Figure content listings
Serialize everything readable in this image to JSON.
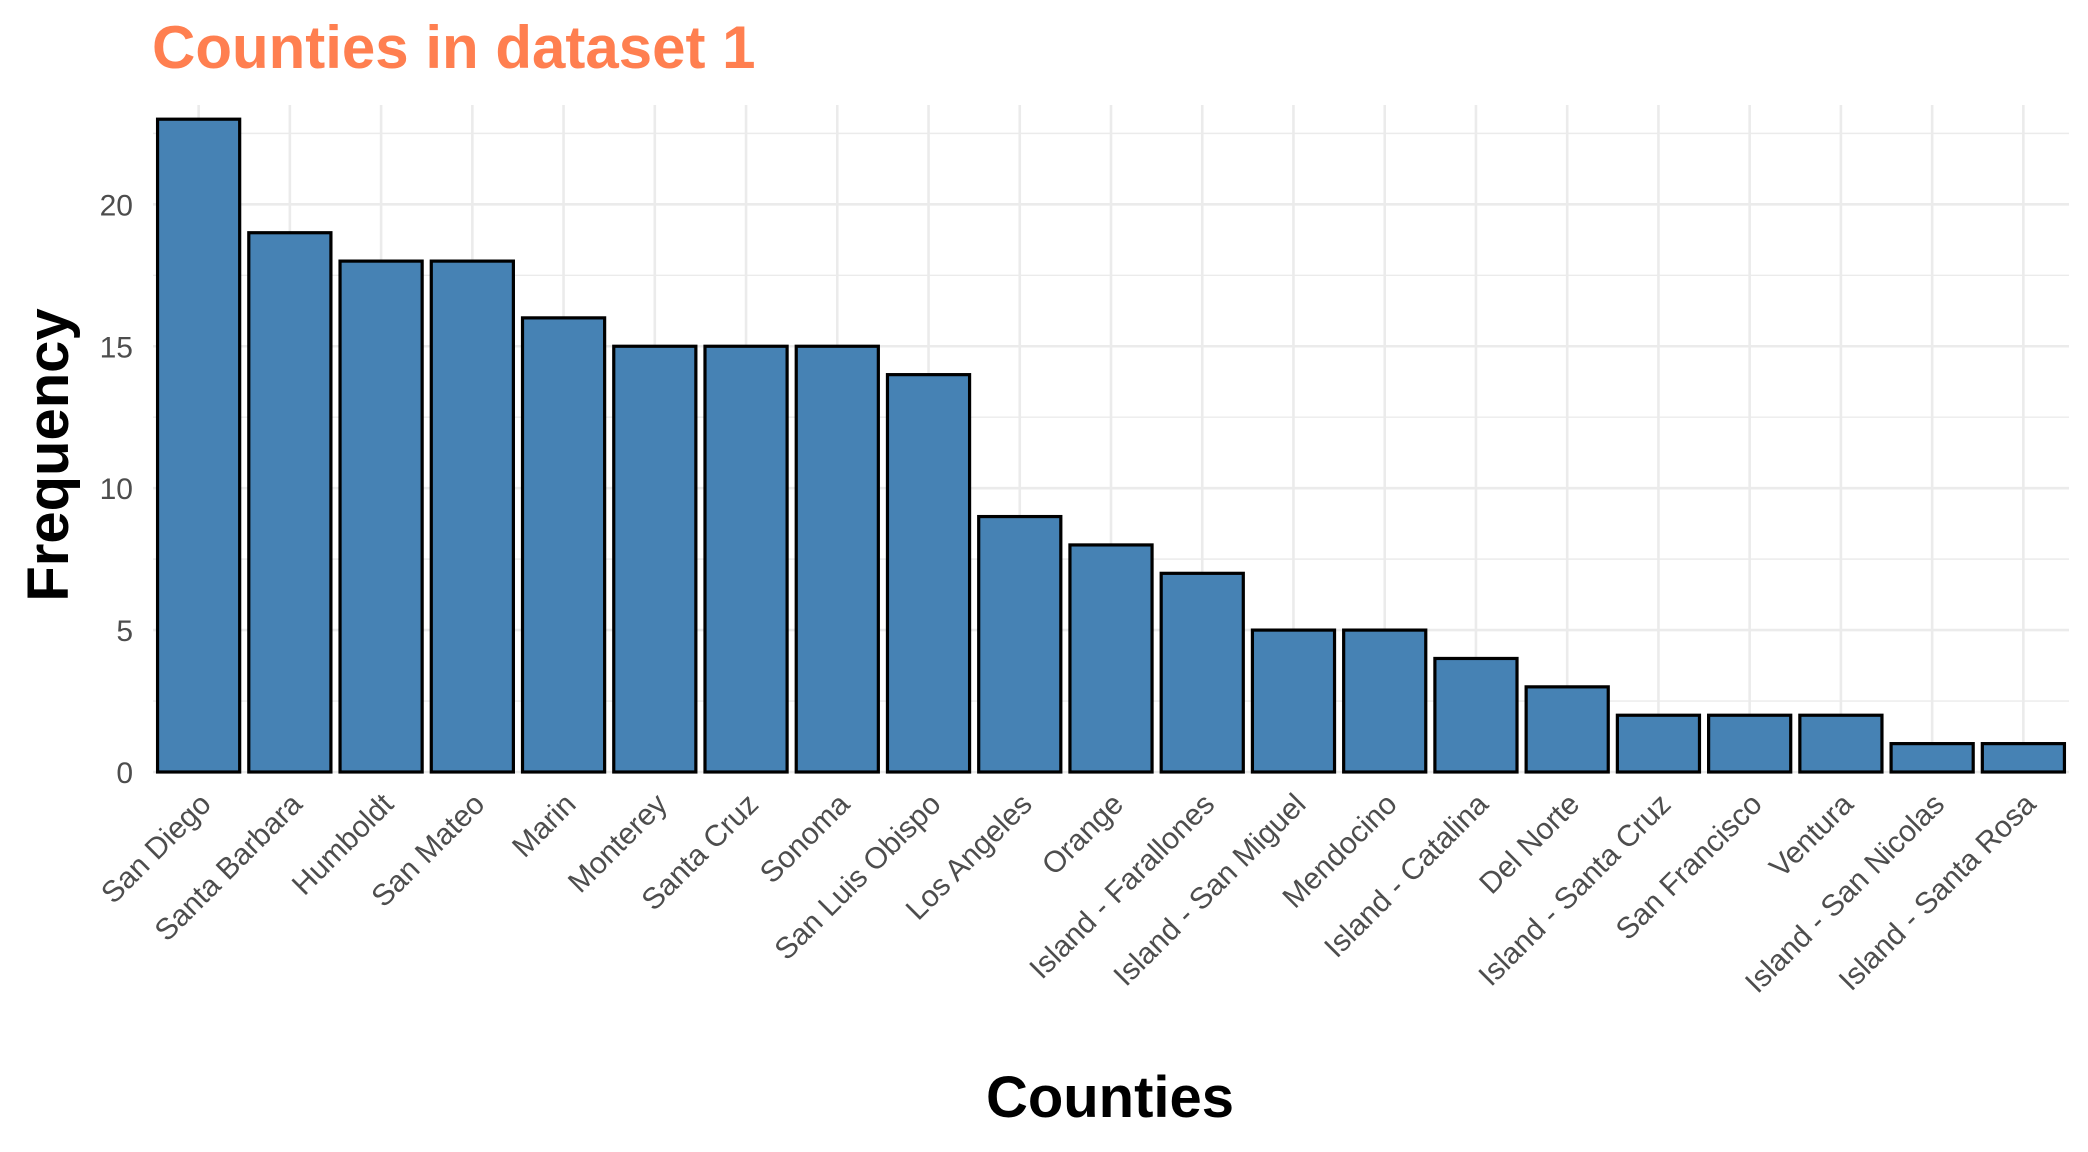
{
  "chart_data": {
    "type": "bar",
    "title": "Counties in dataset 1",
    "xlabel": "Counties",
    "ylabel": "Frequency",
    "categories": [
      "San Diego",
      "Santa Barbara",
      "Humboldt",
      "San Mateo",
      "Marin",
      "Monterey",
      "Santa Cruz",
      "Sonoma",
      "San Luis Obispo",
      "Los Angeles",
      "Orange",
      "Island - Farallones",
      "Island - San Miguel",
      "Mendocino",
      "Island - Catalina",
      "Del Norte",
      "Island - Santa Cruz",
      "San Francisco",
      "Ventura",
      "Island - San Nicolas",
      "Island - Santa Rosa"
    ],
    "values": [
      23,
      19,
      18,
      18,
      16,
      15,
      15,
      15,
      14,
      9,
      8,
      7,
      5,
      5,
      4,
      3,
      2,
      2,
      2,
      1,
      1
    ],
    "ylim": [
      0,
      23.5
    ],
    "yticks": [
      "0",
      "5",
      "10",
      "15",
      "20"
    ],
    "grid": true,
    "colors": {
      "bar_fill": "#4682B4",
      "bar_stroke": "#000000",
      "title": "#FF7F50",
      "grid": "#EBEBEB"
    }
  }
}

Exercise directions:
Count how many lines of the material hold the string "title". Give the number and nothing more.

Answer in full:
2